PROBLEM REQUIREMENTS
List all lines of the data that include the string "name".

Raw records
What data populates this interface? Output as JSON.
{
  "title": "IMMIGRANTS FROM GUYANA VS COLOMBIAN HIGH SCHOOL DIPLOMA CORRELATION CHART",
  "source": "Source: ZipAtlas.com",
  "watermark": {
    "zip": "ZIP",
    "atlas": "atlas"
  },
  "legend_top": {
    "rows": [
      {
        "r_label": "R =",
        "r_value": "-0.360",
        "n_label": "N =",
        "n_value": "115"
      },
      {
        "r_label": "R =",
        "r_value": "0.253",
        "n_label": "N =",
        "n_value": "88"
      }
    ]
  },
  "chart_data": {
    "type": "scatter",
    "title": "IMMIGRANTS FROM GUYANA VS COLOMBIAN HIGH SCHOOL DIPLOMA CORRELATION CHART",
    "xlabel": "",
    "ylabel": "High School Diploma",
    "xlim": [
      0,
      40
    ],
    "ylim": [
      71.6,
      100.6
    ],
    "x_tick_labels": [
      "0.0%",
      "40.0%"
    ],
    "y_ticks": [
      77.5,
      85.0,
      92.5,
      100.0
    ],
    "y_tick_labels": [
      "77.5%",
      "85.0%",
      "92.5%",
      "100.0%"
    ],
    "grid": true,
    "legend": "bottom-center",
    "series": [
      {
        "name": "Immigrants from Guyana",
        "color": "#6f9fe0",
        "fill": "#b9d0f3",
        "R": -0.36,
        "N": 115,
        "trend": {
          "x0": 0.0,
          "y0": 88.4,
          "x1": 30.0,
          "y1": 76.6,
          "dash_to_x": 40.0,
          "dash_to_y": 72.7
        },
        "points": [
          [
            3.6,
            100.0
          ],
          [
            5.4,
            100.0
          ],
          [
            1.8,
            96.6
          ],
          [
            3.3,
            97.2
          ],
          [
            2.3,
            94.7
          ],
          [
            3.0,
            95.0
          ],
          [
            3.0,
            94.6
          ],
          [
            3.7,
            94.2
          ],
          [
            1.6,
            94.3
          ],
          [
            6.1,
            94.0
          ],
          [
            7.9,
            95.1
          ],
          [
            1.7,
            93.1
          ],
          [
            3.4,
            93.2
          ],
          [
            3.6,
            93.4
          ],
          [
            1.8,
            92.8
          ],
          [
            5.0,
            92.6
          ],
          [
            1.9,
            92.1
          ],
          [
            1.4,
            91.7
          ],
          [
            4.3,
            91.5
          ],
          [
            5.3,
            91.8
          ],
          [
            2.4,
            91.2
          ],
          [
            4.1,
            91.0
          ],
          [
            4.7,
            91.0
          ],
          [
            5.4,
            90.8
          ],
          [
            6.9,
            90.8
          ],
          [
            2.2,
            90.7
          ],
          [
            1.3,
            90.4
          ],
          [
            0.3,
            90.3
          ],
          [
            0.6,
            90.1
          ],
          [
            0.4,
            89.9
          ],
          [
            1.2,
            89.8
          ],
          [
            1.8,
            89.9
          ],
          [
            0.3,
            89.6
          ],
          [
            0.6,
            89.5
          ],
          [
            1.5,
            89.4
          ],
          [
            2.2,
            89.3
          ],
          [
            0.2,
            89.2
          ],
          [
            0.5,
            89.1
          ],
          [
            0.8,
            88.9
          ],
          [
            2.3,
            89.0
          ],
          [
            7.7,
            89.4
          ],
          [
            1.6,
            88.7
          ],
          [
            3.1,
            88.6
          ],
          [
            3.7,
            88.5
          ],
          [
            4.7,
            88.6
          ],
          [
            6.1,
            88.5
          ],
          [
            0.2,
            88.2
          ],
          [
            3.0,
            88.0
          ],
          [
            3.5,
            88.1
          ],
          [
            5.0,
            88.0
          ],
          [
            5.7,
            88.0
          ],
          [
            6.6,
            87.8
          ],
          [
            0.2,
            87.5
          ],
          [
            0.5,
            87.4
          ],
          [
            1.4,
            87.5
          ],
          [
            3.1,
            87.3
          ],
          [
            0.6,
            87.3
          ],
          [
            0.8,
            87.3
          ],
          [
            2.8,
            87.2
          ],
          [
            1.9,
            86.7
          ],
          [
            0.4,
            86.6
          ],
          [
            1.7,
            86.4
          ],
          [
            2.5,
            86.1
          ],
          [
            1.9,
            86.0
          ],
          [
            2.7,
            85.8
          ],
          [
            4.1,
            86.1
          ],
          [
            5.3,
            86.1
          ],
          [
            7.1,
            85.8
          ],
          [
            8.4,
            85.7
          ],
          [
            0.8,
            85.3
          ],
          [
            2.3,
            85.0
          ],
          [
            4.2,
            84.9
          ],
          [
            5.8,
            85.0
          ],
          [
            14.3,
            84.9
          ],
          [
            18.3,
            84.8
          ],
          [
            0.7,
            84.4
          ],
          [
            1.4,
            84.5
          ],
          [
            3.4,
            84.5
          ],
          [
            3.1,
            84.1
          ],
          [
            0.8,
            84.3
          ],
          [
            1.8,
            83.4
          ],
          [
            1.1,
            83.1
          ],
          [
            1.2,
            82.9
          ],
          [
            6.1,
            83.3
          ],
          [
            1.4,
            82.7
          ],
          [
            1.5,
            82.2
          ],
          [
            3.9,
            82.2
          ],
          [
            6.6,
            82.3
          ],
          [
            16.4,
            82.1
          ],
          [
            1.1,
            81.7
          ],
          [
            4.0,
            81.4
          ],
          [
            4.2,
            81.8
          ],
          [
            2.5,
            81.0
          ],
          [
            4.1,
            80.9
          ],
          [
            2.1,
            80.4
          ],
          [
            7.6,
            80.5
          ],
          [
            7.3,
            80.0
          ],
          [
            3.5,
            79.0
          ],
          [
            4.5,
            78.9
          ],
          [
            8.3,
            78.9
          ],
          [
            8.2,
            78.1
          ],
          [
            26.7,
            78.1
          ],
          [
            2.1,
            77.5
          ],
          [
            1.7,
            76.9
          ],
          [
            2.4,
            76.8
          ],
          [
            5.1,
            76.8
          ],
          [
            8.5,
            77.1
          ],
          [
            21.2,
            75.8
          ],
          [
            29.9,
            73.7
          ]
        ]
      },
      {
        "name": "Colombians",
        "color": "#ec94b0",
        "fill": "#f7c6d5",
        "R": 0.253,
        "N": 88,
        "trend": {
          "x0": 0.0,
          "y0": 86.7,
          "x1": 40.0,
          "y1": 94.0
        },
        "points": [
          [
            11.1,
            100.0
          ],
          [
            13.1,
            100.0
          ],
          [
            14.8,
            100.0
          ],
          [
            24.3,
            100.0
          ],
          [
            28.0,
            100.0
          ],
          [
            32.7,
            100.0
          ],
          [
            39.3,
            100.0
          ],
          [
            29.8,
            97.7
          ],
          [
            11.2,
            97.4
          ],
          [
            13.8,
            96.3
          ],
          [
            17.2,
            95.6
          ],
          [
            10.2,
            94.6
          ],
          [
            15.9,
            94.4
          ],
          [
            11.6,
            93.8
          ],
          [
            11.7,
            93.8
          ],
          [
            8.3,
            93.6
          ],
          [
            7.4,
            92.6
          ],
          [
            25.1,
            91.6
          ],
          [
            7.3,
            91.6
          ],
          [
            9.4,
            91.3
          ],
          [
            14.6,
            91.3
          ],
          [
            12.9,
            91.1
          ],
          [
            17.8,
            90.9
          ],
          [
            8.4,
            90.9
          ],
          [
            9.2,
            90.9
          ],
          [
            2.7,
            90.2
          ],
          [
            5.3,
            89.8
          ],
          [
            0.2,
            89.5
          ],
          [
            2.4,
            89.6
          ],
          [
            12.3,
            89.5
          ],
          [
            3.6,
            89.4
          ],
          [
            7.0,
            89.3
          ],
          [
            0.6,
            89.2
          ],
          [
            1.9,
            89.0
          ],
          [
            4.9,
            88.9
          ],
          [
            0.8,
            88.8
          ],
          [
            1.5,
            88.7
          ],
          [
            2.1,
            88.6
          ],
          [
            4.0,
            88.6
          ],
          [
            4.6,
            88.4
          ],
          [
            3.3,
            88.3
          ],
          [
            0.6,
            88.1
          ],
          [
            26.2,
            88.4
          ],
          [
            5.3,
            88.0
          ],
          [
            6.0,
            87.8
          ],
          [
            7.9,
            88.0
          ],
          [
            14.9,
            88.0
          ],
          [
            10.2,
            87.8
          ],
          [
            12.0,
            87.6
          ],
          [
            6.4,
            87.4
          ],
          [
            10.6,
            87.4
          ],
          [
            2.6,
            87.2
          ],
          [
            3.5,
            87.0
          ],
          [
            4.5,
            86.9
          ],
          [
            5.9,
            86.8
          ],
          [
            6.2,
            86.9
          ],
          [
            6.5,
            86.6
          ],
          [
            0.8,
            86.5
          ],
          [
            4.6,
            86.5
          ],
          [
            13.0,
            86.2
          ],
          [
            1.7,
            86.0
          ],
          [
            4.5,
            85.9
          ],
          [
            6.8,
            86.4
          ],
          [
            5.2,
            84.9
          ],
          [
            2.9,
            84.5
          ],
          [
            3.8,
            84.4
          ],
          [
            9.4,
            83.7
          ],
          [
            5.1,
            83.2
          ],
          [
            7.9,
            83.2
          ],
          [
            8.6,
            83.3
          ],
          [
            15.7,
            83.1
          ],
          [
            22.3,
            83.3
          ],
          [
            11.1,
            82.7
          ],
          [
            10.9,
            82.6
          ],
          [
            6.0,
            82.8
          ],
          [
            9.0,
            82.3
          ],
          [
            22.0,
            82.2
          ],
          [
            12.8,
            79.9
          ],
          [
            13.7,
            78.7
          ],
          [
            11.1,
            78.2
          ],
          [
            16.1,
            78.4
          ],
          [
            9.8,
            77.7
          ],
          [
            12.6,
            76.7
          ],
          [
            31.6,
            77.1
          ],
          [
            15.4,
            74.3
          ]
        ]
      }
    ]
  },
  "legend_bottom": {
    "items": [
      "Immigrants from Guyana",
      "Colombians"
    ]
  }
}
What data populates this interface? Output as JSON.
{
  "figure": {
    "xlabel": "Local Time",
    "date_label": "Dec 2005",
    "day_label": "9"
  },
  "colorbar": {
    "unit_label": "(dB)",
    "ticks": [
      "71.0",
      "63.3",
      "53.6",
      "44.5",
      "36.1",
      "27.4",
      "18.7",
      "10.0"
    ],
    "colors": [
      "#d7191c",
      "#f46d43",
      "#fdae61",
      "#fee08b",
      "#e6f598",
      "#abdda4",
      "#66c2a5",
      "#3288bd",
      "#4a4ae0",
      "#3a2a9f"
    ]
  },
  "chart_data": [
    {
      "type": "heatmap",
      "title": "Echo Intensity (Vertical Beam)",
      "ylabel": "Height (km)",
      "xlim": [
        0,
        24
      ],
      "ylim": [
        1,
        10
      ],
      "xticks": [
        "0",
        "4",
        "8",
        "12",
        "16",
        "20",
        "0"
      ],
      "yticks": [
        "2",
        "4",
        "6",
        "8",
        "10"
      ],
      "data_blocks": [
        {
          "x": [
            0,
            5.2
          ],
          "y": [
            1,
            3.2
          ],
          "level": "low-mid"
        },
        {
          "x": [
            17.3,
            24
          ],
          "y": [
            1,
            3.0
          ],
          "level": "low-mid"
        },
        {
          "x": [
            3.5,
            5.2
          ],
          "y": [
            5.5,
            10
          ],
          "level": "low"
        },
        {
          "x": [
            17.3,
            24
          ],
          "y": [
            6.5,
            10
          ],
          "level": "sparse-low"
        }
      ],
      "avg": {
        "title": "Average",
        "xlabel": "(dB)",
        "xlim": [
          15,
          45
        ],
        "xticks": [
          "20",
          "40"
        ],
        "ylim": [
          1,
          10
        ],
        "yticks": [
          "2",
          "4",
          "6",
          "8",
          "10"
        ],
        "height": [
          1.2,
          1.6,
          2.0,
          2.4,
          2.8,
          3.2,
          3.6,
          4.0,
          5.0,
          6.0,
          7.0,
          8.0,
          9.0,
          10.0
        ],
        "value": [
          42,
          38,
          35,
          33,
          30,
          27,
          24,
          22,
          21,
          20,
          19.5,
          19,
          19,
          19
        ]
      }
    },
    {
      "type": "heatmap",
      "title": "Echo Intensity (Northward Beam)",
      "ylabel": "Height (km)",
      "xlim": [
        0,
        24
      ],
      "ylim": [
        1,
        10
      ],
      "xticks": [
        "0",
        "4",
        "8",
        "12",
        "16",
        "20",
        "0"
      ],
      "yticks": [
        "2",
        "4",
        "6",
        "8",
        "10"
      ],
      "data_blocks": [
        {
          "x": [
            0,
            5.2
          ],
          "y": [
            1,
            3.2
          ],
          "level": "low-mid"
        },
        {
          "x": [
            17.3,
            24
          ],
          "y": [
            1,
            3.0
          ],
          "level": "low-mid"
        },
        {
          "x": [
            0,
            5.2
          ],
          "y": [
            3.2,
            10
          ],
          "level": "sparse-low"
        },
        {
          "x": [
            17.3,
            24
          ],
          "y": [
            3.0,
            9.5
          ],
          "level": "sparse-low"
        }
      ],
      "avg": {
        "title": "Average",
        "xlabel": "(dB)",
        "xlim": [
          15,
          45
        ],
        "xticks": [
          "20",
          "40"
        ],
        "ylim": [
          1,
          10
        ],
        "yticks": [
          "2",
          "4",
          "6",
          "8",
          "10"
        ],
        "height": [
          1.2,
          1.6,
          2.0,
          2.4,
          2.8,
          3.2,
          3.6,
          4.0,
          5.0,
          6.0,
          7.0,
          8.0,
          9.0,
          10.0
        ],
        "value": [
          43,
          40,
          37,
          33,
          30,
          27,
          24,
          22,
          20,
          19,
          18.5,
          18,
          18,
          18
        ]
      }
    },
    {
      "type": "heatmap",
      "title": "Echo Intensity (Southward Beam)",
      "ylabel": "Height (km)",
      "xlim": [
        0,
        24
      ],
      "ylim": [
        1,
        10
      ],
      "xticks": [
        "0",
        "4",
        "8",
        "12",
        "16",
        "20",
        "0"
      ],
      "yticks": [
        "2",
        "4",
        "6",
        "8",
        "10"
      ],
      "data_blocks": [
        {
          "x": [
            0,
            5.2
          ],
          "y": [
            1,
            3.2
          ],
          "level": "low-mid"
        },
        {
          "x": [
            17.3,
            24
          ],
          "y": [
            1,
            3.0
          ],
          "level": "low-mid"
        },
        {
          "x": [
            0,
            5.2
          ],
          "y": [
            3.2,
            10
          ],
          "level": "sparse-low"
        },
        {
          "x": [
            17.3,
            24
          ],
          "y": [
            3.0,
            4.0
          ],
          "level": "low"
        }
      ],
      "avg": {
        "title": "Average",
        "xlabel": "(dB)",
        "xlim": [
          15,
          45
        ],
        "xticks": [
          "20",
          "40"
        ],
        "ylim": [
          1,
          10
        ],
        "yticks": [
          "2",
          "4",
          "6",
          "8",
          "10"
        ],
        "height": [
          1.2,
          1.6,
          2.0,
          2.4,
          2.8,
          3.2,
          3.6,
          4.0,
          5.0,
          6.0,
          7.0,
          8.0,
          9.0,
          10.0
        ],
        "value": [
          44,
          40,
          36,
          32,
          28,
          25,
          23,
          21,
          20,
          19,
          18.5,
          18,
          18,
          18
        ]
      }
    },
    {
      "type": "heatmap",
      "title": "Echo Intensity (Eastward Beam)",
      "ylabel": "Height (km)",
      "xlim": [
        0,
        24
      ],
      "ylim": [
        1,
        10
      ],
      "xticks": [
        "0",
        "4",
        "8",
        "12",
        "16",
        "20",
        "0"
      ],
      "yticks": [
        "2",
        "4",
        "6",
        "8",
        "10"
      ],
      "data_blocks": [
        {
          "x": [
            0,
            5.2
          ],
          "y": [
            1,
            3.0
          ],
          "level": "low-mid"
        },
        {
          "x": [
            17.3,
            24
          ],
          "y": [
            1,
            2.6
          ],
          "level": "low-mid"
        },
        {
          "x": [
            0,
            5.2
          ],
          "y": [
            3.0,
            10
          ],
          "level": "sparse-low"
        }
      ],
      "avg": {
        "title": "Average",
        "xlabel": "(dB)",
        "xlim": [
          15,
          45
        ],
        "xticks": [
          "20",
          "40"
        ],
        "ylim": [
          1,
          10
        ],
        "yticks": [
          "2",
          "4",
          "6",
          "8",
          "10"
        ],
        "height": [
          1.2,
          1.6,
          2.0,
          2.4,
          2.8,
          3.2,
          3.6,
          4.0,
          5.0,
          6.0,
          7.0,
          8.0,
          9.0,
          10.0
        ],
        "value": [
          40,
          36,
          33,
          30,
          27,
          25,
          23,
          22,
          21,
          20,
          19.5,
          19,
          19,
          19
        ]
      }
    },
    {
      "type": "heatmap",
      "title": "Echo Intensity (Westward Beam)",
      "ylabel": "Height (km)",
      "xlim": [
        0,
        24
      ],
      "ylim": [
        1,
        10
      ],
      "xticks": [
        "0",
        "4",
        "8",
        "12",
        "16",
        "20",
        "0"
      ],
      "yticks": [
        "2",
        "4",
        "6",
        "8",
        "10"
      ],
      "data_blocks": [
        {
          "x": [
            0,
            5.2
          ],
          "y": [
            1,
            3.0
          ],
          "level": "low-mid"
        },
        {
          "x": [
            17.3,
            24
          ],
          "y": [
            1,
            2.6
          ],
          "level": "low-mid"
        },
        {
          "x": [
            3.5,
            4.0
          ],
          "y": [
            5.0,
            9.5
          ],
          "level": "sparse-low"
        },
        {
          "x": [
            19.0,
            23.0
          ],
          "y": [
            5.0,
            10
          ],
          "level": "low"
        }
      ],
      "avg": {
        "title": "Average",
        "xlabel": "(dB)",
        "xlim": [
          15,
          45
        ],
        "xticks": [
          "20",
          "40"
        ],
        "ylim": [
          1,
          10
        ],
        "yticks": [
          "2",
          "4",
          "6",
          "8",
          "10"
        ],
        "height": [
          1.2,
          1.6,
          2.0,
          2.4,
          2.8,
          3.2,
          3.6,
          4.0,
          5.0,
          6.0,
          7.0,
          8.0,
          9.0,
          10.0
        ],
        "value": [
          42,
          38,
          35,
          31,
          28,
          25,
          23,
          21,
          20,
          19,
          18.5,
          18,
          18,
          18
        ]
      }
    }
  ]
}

RIGHT ANSWER
        "name": "Immigrants from Guyana",
        "name": "Colombians",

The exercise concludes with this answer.